WHAT YOU WILL DO: Transcribe each entry below exactly. Pictures do not go in the copy.

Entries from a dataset

★ ★ ★ ★ ★

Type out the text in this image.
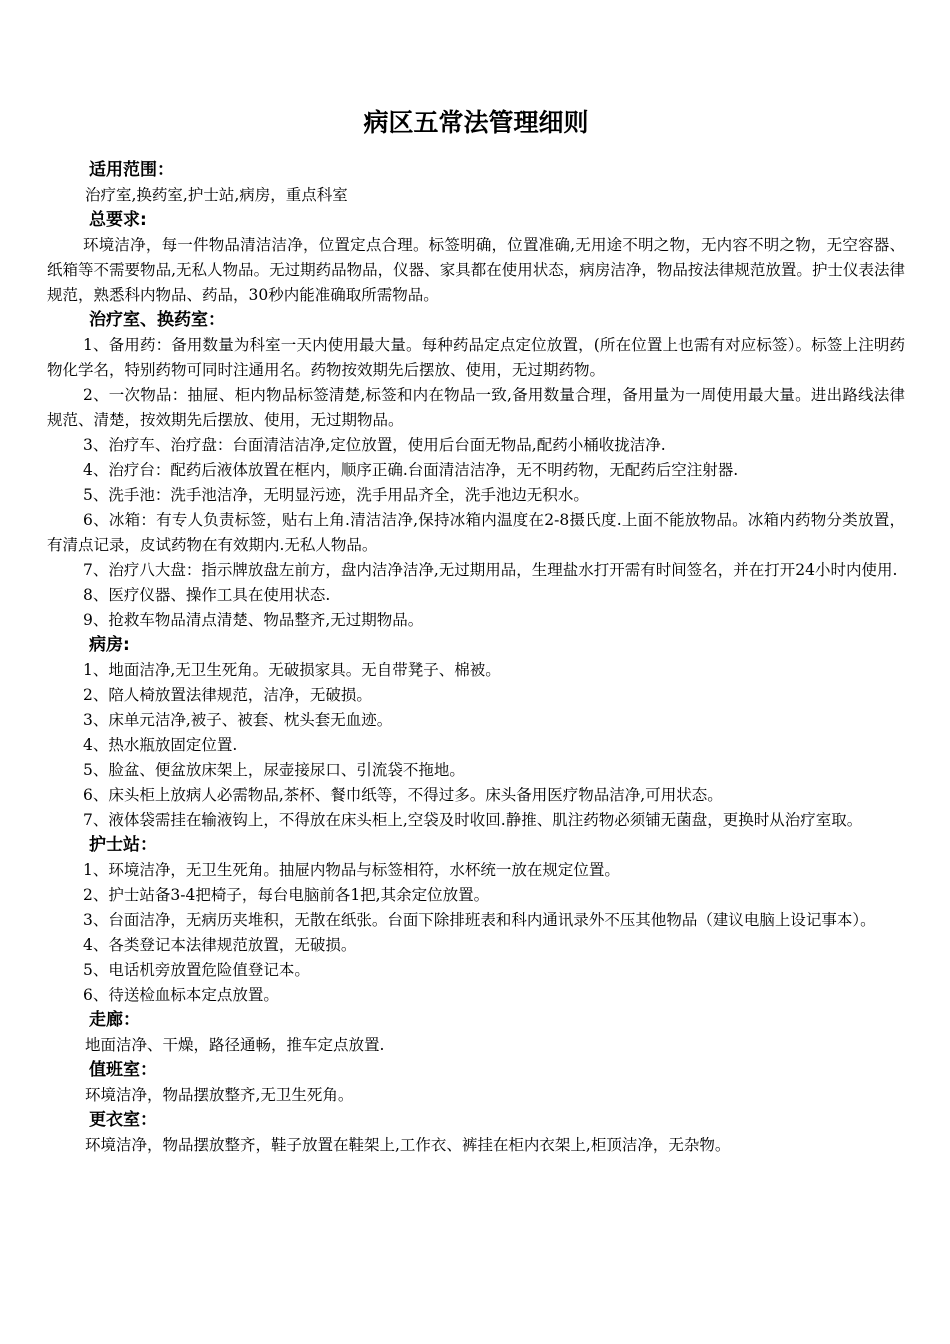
病区五常法管理细则
适用范围：
治疗室,换药室,护士站,病房，重点科室
总要求:
环境洁净，每一件物品清洁洁净，位置定点合理。标签明确，位置准确,无用途不明之物，无内容不明之物，无空容器、纸箱等不需要物品,无私人物品。无过期药品物品，仪器、家具都在使用状态，病房洁净，物品按法律规范放置。护士仪表法律规范，熟悉科内物品、药品，30秒内能准确取所需物品。
治疗室、换药室：
1、备用药：备用数量为科室一天内使用最大量。每种药品定点定位放置，(所在位置上也需有对应标签）。标签上注明药物化学名，特别药物可同时注通用名。药物按效期先后摆放、使用，无过期药物。
2、一次物品：抽屉、柜内物品标签清楚,标签和内在物品一致,备用数量合理，备用量为一周使用最大量。进出路线法律规范、清楚，按效期先后摆放、使用，无过期物品。
3、治疗车、治疗盘：台面清洁洁净,定位放置，使用后台面无物品,配药小桶收拢洁净.
4、治疗台：配药后液体放置在框内，顺序正确.台面清洁洁净，无不明药物，无配药后空注射器.
5、洗手池：洗手池洁净，无明显污迹，洗手用品齐全，洗手池边无积水。
6、冰箱：有专人负责标签，贴右上角.清洁洁净,保持冰箱内温度在2-8摄氏度.上面不能放物品。冰箱内药物分类放置，有清点记录，皮试药物在有效期内.无私人物品。
7、治疗八大盘：指示牌放盘左前方，盘内洁净洁净,无过期用品，生理盐水打开需有时间签名，并在打开24小时内使用.
8、医疗仪器、操作工具在使用状态.
9、抢救车物品清点清楚、物品整齐,无过期物品。
病房:
1、地面洁净,无卫生死角。无破损家具。无自带凳子、棉被。
2、陪人椅放置法律规范，洁净，无破损。
3、床单元洁净,被子、被套、枕头套无血迹。
4、热水瓶放固定位置.
5、脸盆、便盆放床架上，尿壶接尿口、引流袋不拖地。
6、床头柜上放病人必需物品,茶杯、餐巾纸等，不得过多。床头备用医疗物品洁净,可用状态。
7、液体袋需挂在输液钩上，不得放在床头柜上,空袋及时收回.静推、肌注药物必须铺无菌盘，更换时从治疗室取。
护士站：
1、环境洁净，无卫生死角。抽屉内物品与标签相符，水杯统一放在规定位置。
2、护士站备3-4把椅子，每台电脑前各1把,其余定位放置。
3、台面洁净，无病历夹堆积，无散在纸张。台面下除排班表和科内通讯录外不压其他物品（建议电脑上设记事本）。
4、各类登记本法律规范放置，无破损。
5、电话机旁放置危险值登记本。
6、待送检血标本定点放置。
走廊：
地面洁净、干燥，路径通畅，推车定点放置.
值班室：
环境洁净，物品摆放整齐,无卫生死角。
更衣室：
环境洁净，物品摆放整齐，鞋子放置在鞋架上,工作衣、裤挂在柜内衣架上,柜顶洁净，无杂物。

★ ★ ★ ★ ★

EXPECTED ANSWER:
Type out the text in this image.
病区五常法管理细则
适用范围：
治疗室,换药室,护士站,病房，重点科室
总要求:
环境洁净，每一件物品清洁洁净，位置定点合理。标签明确，位置准确,无用途不明之物，无内容不明之物，无空容器、纸箱等不需要物品,无私人物品。无过期药品物品，仪器、家具都在使用状态，病房洁净，物品按法律规范放置。护士仪表法律规范，熟悉科内物品、药品，30秒内能准确取所需物品。
治疗室、换药室：
1、备用药：备用数量为科室一天内使用最大量。每种药品定点定位放置，(所在位置上也需有对应标签）。标签上注明药物化学名，特别药物可同时注通用名。药物按效期先后摆放、使用，无过期药物。
2、一次物品：抽屉、柜内物品标签清楚,标签和内在物品一致,备用数量合理，备用量为一周使用最大量。进出路线法律规范、清楚，按效期先后摆放、使用，无过期物品。
3、治疗车、治疗盘：台面清洁洁净,定位放置，使用后台面无物品,配药小桶收拢洁净.
4、治疗台：配药后液体放置在框内，顺序正确.台面清洁洁净，无不明药物，无配药后空注射器.
5、洗手池：洗手池洁净，无明显污迹，洗手用品齐全，洗手池边无积水。
6、冰箱：有专人负责标签，贴右上角.清洁洁净,保持冰箱内温度在2-8摄氏度.上面不能放物品。冰箱内药物分类放置，有清点记录，皮试药物在有效期内.无私人物品。
7、治疗八大盘：指示牌放盘左前方，盘内洁净洁净,无过期用品，生理盐水打开需有时间签名，并在打开24小时内使用.
8、医疗仪器、操作工具在使用状态.
9、抢救车物品清点清楚、物品整齐,无过期物品。
病房:
1、地面洁净,无卫生死角。无破损家具。无自带凳子、棉被。
2、陪人椅放置法律规范，洁净，无破损。
3、床单元洁净,被子、被套、枕头套无血迹。
4、热水瓶放固定位置.
5、脸盆、便盆放床架上，尿壶接尿口、引流袋不拖地。
6、床头柜上放病人必需物品,茶杯、餐巾纸等，不得过多。床头备用医疗物品洁净,可用状态。
7、液体袋需挂在输液钩上，不得放在床头柜上,空袋及时收回.静推、肌注药物必须铺无菌盘，更换时从治疗室取。
护士站：
1、环境洁净，无卫生死角。抽屉内物品与标签相符，水杯统一放在规定位置。
2、护士站备3-4把椅子，每台电脑前各1把,其余定位放置。
3、台面洁净，无病历夹堆积，无散在纸张。台面下除排班表和科内通讯录外不压其他物品（建议电脑上设记事本）。
4、各类登记本法律规范放置，无破损。
5、电话机旁放置危险值登记本。
6、待送检血标本定点放置。
走廊：
地面洁净、干燥，路径通畅，推车定点放置.
值班室：
环境洁净，物品摆放整齐,无卫生死角。
更衣室：
环境洁净，物品摆放整齐，鞋子放置在鞋架上,工作衣、裤挂在柜内衣架上,柜顶洁净，无杂物。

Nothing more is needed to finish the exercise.